— begin Records for the task —
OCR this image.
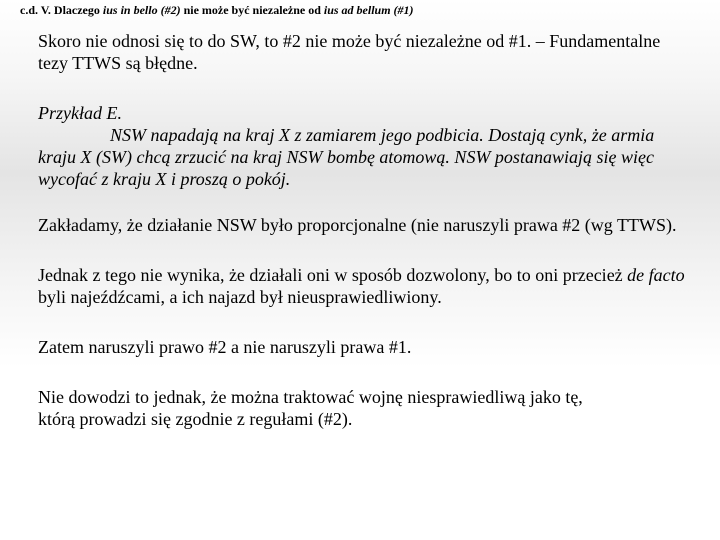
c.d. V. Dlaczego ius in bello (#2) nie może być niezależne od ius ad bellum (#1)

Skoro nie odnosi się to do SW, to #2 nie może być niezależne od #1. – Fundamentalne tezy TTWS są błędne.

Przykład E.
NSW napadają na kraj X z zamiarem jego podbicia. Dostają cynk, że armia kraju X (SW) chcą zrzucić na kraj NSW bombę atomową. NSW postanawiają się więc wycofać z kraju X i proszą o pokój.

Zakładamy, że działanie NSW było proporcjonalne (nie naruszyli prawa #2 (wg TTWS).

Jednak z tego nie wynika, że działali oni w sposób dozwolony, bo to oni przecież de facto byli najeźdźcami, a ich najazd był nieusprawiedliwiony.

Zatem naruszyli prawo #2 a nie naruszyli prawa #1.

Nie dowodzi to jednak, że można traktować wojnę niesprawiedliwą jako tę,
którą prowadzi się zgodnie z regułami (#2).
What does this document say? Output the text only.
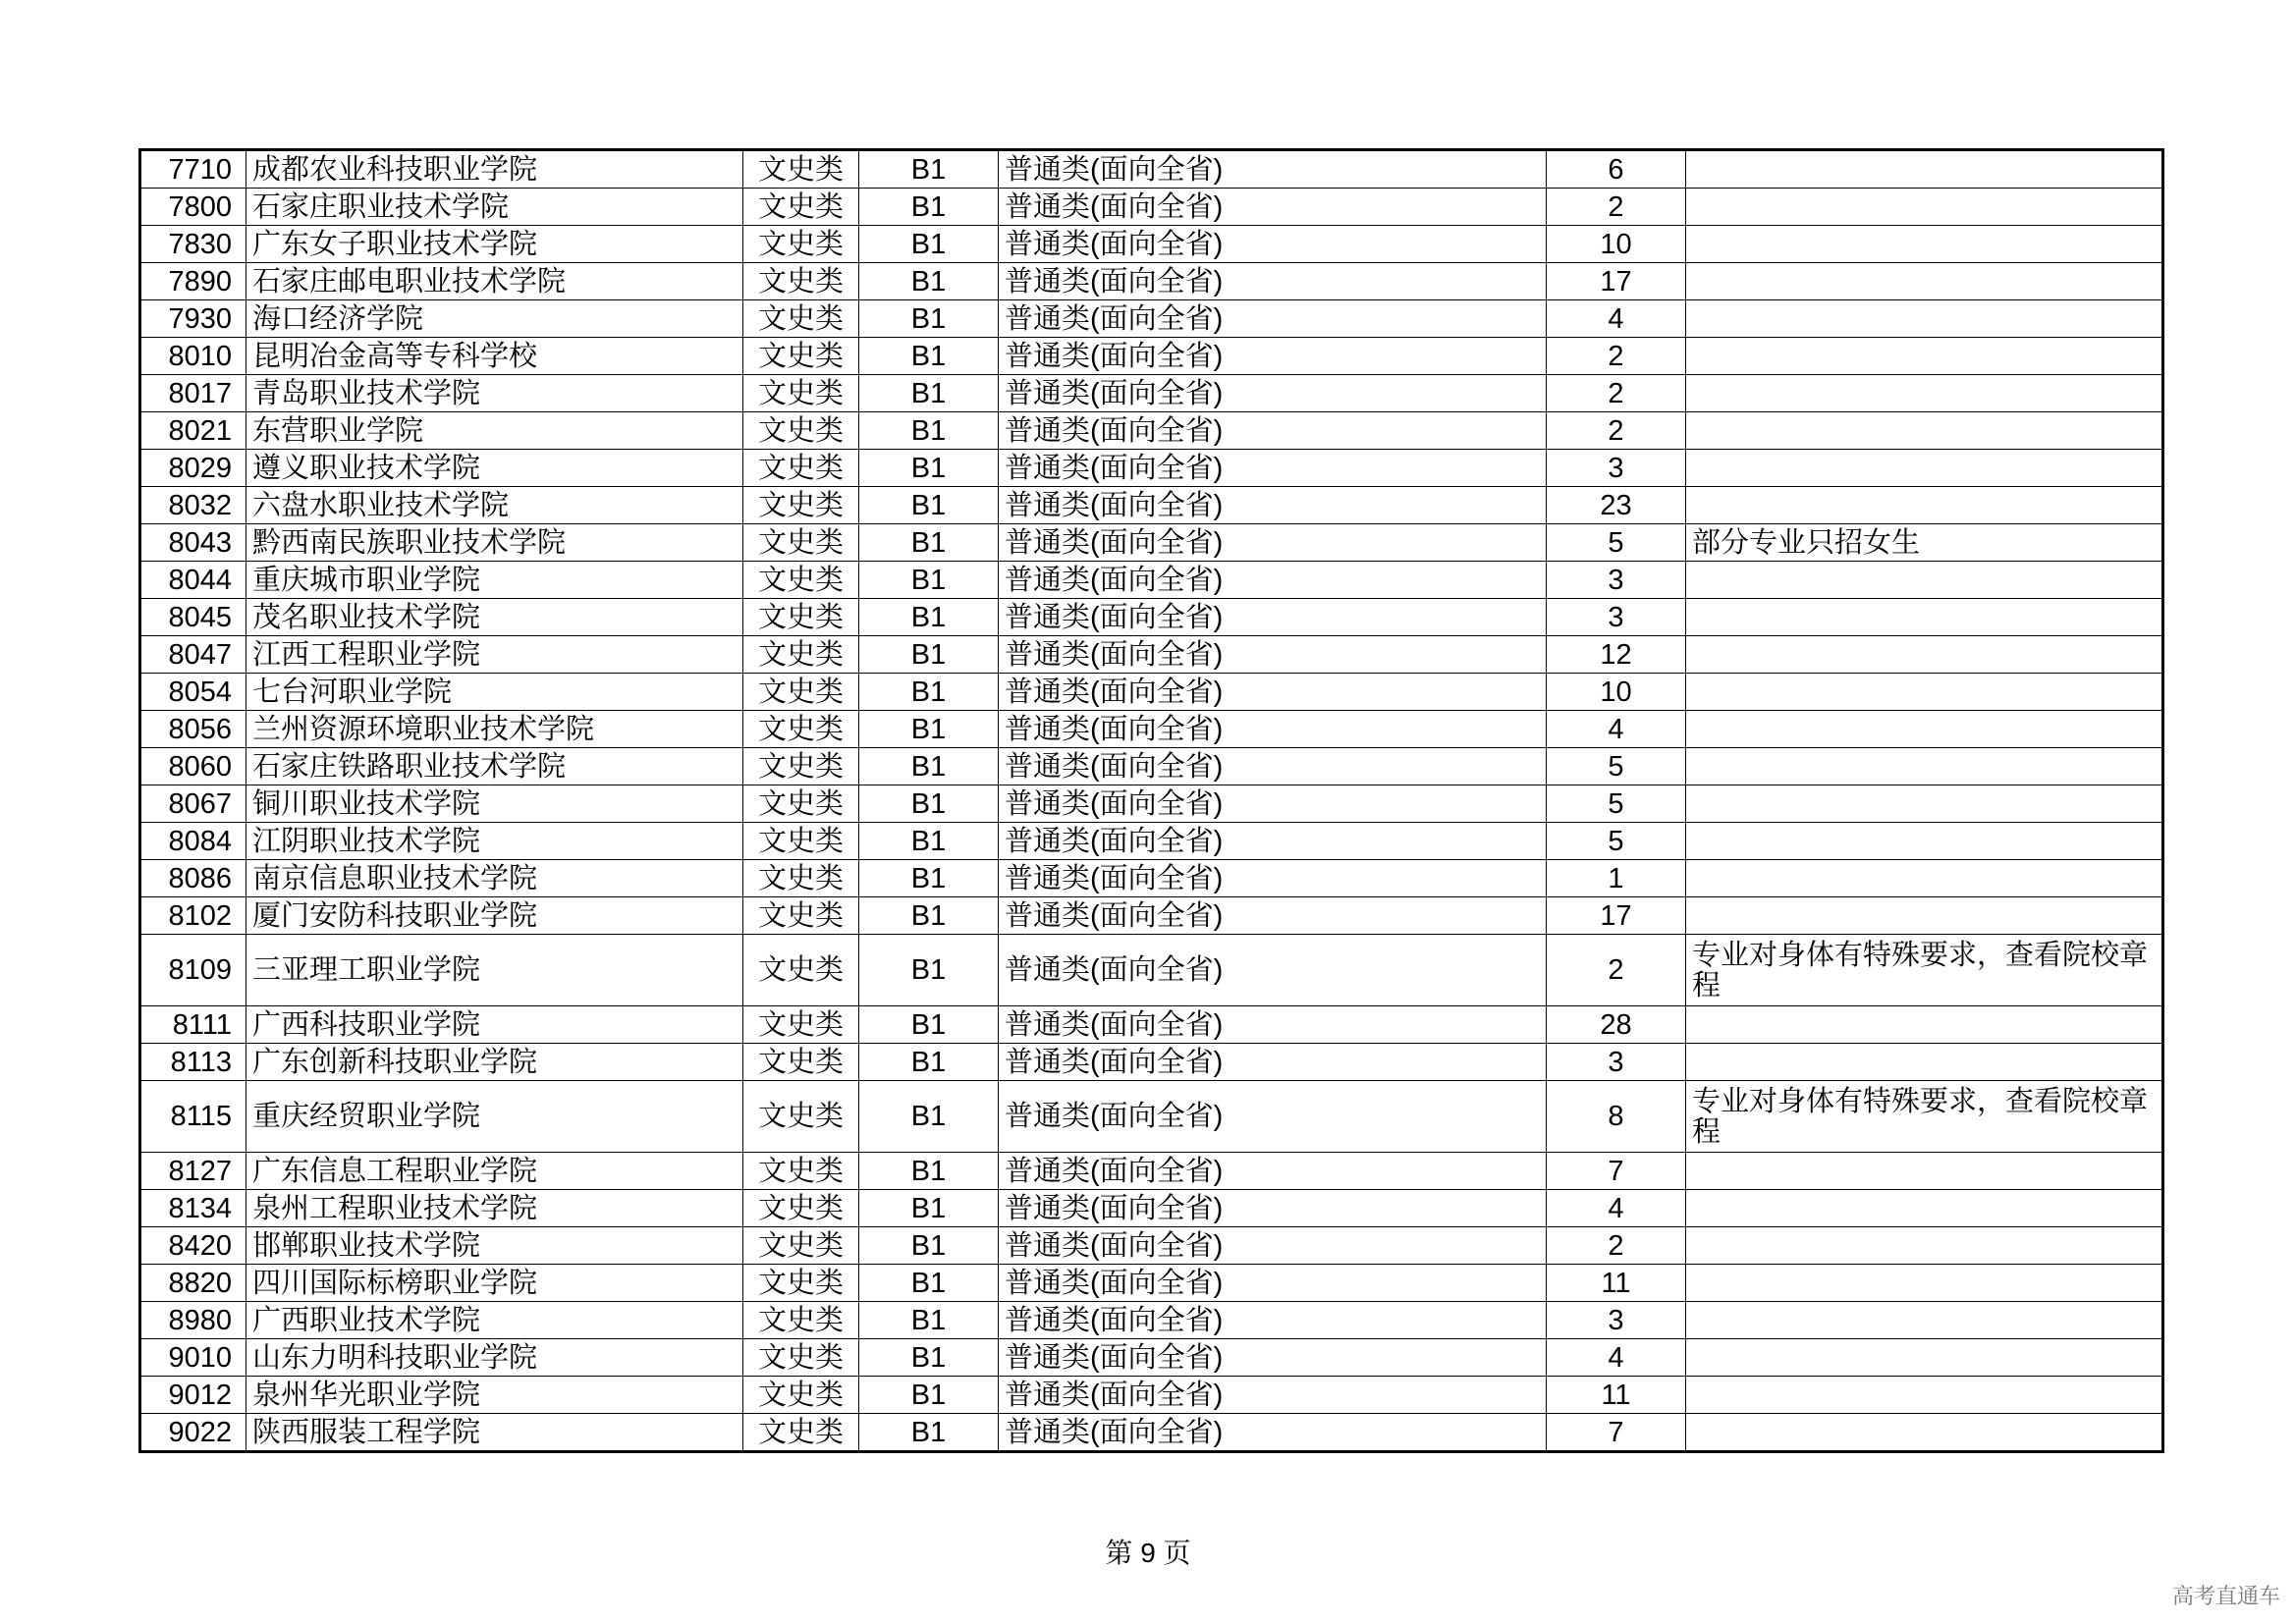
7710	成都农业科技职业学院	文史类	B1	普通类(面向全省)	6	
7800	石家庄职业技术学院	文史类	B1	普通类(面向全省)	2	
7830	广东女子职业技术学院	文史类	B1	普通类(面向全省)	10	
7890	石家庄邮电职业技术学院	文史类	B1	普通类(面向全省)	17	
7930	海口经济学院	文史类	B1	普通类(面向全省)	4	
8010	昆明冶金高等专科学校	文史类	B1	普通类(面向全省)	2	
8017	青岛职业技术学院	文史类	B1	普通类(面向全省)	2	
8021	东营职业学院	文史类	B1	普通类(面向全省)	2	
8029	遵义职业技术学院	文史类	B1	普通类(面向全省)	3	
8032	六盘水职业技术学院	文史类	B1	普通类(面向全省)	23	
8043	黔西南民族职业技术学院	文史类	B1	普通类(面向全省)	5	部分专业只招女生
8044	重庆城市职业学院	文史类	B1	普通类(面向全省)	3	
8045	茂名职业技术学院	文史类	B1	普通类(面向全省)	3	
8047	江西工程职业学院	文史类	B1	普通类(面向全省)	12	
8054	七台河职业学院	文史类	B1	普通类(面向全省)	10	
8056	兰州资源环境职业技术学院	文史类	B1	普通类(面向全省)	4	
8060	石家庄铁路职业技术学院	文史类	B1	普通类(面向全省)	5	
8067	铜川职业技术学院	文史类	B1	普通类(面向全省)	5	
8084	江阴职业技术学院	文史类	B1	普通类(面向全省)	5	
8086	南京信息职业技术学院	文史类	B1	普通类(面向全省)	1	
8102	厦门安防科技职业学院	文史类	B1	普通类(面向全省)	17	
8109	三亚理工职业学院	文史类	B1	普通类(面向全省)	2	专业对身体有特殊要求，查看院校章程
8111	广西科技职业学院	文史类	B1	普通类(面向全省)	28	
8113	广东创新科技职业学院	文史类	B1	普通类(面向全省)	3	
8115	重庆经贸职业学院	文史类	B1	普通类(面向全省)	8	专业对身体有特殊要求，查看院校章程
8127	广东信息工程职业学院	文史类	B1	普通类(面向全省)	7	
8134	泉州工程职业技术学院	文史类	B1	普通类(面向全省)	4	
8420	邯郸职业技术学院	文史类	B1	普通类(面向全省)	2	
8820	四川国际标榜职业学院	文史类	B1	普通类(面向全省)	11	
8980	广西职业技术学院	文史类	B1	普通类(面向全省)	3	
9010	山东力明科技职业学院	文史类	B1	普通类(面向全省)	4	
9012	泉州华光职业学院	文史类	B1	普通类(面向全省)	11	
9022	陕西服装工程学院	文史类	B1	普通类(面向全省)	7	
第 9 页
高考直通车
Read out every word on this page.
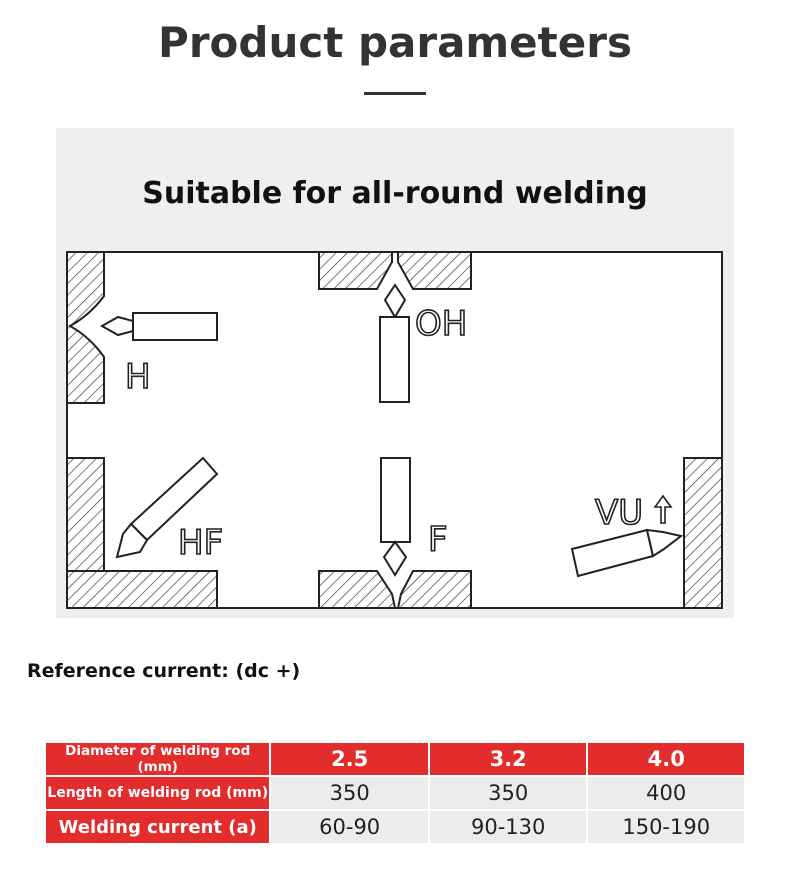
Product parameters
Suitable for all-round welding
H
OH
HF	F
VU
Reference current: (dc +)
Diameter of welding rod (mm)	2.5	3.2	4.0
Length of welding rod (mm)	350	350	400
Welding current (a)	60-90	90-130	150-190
— end Records for the task —
**Brief**
Where a line in the entries holds the word "może", copy that line.

**Full solution**
c.d. V. Dlaczego ius in bello (#2) nie może być niezależne od ius ad bellum (#1)
Skoro nie odnosi się to do SW, to #2 nie może być niezależne od #1. – Fundamentalne tezy TTWS są błędne.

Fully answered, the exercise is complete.